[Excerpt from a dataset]

--

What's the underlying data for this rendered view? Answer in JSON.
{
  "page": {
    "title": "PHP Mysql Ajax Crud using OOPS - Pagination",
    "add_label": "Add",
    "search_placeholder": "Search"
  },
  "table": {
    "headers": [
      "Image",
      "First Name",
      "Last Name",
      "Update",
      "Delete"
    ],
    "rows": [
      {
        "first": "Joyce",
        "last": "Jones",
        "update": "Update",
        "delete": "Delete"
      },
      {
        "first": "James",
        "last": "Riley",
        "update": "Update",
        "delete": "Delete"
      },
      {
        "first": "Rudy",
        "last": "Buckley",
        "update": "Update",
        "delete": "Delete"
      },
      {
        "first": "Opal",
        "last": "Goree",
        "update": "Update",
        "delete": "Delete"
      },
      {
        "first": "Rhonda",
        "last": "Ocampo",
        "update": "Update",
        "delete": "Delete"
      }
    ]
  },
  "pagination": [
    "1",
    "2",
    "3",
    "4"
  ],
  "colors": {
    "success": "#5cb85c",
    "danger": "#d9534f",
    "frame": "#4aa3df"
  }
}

--

Output all records verbatim.

OUTPUT BELOW =
What's the underlying data for this rendered view? Answer in JSON.
{
  "page": {
    "title": "PHP Mysql Ajax Crud using OOPS - Pagination",
    "add_label": "Add",
    "search_placeholder": "Search"
  },
  "table": {
    "headers": [
      "Image",
      "First Name",
      "Last Name",
      "Update",
      "Delete"
    ],
    "rows": [
      {
        "first": "Joyce",
        "last": "Jones",
        "update": "Update",
        "delete": "Delete"
      },
      {
        "first": "James",
        "last": "Riley",
        "update": "Update",
        "delete": "Delete"
      },
      {
        "first": "Rudy",
        "last": "Buckley",
        "update": "Update",
        "delete": "Delete"
      },
      {
        "first": "Opal",
        "last": "Goree",
        "update": "Update",
        "delete": "Delete"
      },
      {
        "first": "Rhonda",
        "last": "Ocampo",
        "update": "Update",
        "delete": "Delete"
      }
    ]
  },
  "pagination": [
    "1",
    "2",
    "3",
    "4"
  ],
  "colors": {
    "success": "#5cb85c",
    "danger": "#d9534f",
    "frame": "#4aa3df"
  }
}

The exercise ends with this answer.